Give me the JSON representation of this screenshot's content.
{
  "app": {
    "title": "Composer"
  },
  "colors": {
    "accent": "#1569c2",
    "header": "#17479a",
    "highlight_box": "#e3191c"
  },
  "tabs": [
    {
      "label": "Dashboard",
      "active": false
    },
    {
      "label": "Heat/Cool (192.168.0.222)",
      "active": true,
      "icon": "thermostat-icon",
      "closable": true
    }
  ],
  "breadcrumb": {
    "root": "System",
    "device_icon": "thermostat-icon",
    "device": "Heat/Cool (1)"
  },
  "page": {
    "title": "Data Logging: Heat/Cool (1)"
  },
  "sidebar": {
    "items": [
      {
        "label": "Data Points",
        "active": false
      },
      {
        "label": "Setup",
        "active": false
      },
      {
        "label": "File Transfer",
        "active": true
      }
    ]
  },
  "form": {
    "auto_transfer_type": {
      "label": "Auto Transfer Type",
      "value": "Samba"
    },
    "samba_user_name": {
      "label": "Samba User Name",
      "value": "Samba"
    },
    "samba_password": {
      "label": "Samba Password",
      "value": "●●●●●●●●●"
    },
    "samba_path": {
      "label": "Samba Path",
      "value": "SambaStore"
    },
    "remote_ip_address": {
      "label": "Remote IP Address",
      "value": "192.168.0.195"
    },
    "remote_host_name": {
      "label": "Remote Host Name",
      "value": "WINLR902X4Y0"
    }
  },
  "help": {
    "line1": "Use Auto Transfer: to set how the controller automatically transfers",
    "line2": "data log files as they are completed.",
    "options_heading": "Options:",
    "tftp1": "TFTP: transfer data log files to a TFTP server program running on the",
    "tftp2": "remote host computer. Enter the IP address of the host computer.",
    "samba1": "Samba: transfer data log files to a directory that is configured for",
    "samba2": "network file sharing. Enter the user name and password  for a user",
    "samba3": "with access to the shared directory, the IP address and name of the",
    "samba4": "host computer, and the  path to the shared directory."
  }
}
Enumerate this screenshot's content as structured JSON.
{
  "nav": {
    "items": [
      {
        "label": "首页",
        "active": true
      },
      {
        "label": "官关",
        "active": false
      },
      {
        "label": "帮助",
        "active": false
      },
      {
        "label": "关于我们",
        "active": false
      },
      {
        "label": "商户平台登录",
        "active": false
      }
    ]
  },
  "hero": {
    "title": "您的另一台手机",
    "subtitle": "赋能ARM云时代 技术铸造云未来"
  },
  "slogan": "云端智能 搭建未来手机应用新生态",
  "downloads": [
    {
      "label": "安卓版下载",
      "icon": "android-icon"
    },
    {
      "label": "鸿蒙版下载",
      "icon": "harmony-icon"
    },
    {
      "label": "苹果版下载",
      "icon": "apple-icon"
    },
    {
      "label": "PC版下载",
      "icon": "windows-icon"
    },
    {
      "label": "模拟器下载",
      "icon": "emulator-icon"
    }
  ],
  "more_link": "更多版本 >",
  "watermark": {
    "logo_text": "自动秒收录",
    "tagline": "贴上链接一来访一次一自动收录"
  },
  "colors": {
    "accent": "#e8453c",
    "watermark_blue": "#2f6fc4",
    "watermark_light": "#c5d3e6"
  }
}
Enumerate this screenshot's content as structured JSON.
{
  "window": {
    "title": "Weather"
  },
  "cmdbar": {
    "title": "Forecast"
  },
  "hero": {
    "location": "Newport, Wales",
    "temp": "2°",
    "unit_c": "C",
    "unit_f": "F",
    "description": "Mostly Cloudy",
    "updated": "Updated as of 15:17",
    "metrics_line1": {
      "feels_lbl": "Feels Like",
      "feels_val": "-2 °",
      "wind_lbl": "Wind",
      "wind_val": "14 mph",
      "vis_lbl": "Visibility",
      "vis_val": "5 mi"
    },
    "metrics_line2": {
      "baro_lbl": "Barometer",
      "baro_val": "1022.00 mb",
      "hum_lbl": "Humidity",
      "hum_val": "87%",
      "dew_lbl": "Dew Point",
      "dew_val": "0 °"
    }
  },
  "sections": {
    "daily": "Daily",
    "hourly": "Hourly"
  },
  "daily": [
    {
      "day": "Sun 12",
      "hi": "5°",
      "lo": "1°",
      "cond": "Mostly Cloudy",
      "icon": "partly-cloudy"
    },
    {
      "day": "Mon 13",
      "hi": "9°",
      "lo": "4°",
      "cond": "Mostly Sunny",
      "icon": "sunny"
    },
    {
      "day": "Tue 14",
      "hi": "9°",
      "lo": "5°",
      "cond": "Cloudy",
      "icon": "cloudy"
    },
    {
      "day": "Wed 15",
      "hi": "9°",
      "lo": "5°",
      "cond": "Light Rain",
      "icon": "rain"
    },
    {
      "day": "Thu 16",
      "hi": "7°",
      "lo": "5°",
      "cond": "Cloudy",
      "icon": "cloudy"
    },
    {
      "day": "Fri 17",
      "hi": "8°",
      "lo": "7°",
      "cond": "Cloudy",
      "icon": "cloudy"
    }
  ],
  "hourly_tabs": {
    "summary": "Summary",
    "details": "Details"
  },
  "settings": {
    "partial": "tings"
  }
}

Aim of the exercise
Reproduce each entry from the records above, character for character.

Output for this exercise
Give me the JSON representation of this screenshot's content.
{
  "app": {
    "title": "Composer"
  },
  "colors": {
    "accent": "#1569c2",
    "header": "#17479a",
    "highlight_box": "#e3191c"
  },
  "tabs": [
    {
      "label": "Dashboard",
      "active": false
    },
    {
      "label": "Heat/Cool (192.168.0.222)",
      "active": true,
      "icon": "thermostat-icon",
      "closable": true
    }
  ],
  "breadcrumb": {
    "root": "System",
    "device_icon": "thermostat-icon",
    "device": "Heat/Cool (1)"
  },
  "page": {
    "title": "Data Logging: Heat/Cool (1)"
  },
  "sidebar": {
    "items": [
      {
        "label": "Data Points",
        "active": false
      },
      {
        "label": "Setup",
        "active": false
      },
      {
        "label": "File Transfer",
        "active": true
      }
    ]
  },
  "form": {
    "auto_transfer_type": {
      "label": "Auto Transfer Type",
      "value": "Samba"
    },
    "samba_user_name": {
      "label": "Samba User Name",
      "value": "Samba"
    },
    "samba_password": {
      "label": "Samba Password",
      "value": "●●●●●●●●●"
    },
    "samba_path": {
      "label": "Samba Path",
      "value": "SambaStore"
    },
    "remote_ip_address": {
      "label": "Remote IP Address",
      "value": "192.168.0.195"
    },
    "remote_host_name": {
      "label": "Remote Host Name",
      "value": "WINLR902X4Y0"
    }
  },
  "help": {
    "line1": "Use Auto Transfer: to set how the controller automatically transfers",
    "line2": "data log files as they are completed.",
    "options_heading": "Options:",
    "tftp1": "TFTP: transfer data log files to a TFTP server program running on the",
    "tftp2": "remote host computer. Enter the IP address of the host computer.",
    "samba1": "Samba: transfer data log files to a directory that is configured for",
    "samba2": "network file sharing. Enter the user name and password  for a user",
    "samba3": "with access to the shared directory, the IP address and name of the",
    "samba4": "host computer, and the  path to the shared directory."
  }
}
Enumerate this screenshot's content as structured JSON.
{
  "nav": {
    "items": [
      {
        "label": "首页",
        "active": true
      },
      {
        "label": "官关",
        "active": false
      },
      {
        "label": "帮助",
        "active": false
      },
      {
        "label": "关于我们",
        "active": false
      },
      {
        "label": "商户平台登录",
        "active": false
      }
    ]
  },
  "hero": {
    "title": "您的另一台手机",
    "subtitle": "赋能ARM云时代 技术铸造云未来"
  },
  "slogan": "云端智能 搭建未来手机应用新生态",
  "downloads": [
    {
      "label": "安卓版下载",
      "icon": "android-icon"
    },
    {
      "label": "鸿蒙版下载",
      "icon": "harmony-icon"
    },
    {
      "label": "苹果版下载",
      "icon": "apple-icon"
    },
    {
      "label": "PC版下载",
      "icon": "windows-icon"
    },
    {
      "label": "模拟器下载",
      "icon": "emulator-icon"
    }
  ],
  "more_link": "更多版本 >",
  "watermark": {
    "logo_text": "自动秒收录",
    "tagline": "贴上链接一来访一次一自动收录"
  },
  "colors": {
    "accent": "#e8453c",
    "watermark_blue": "#2f6fc4",
    "watermark_light": "#c5d3e6"
  }
}
Enumerate this screenshot's content as structured JSON.
{
  "window": {
    "title": "Weather"
  },
  "cmdbar": {
    "title": "Forecast"
  },
  "hero": {
    "location": "Newport, Wales",
    "temp": "2°",
    "unit_c": "C",
    "unit_f": "F",
    "description": "Mostly Cloudy",
    "updated": "Updated as of 15:17",
    "metrics_line1": {
      "feels_lbl": "Feels Like",
      "feels_val": "-2 °",
      "wind_lbl": "Wind",
      "wind_val": "14 mph",
      "vis_lbl": "Visibility",
      "vis_val": "5 mi"
    },
    "metrics_line2": {
      "baro_lbl": "Barometer",
      "baro_val": "1022.00 mb",
      "hum_lbl": "Humidity",
      "hum_val": "87%",
      "dew_lbl": "Dew Point",
      "dew_val": "0 °"
    }
  },
  "sections": {
    "daily": "Daily",
    "hourly": "Hourly"
  },
  "daily": [
    {
      "day": "Sun 12",
      "hi": "5°",
      "lo": "1°",
      "cond": "Mostly Cloudy",
      "icon": "partly-cloudy"
    },
    {
      "day": "Mon 13",
      "hi": "9°",
      "lo": "4°",
      "cond": "Mostly Sunny",
      "icon": "sunny"
    },
    {
      "day": "Tue 14",
      "hi": "9°",
      "lo": "5°",
      "cond": "Cloudy",
      "icon": "cloudy"
    },
    {
      "day": "Wed 15",
      "hi": "9°",
      "lo": "5°",
      "cond": "Light Rain",
      "icon": "rain"
    },
    {
      "day": "Thu 16",
      "hi": "7°",
      "lo": "5°",
      "cond": "Cloudy",
      "icon": "cloudy"
    },
    {
      "day": "Fri 17",
      "hi": "8°",
      "lo": "7°",
      "cond": "Cloudy",
      "icon": "cloudy"
    }
  ],
  "hourly_tabs": {
    "summary": "Summary",
    "details": "Details"
  },
  "settings": {
    "partial": "tings"
  }
}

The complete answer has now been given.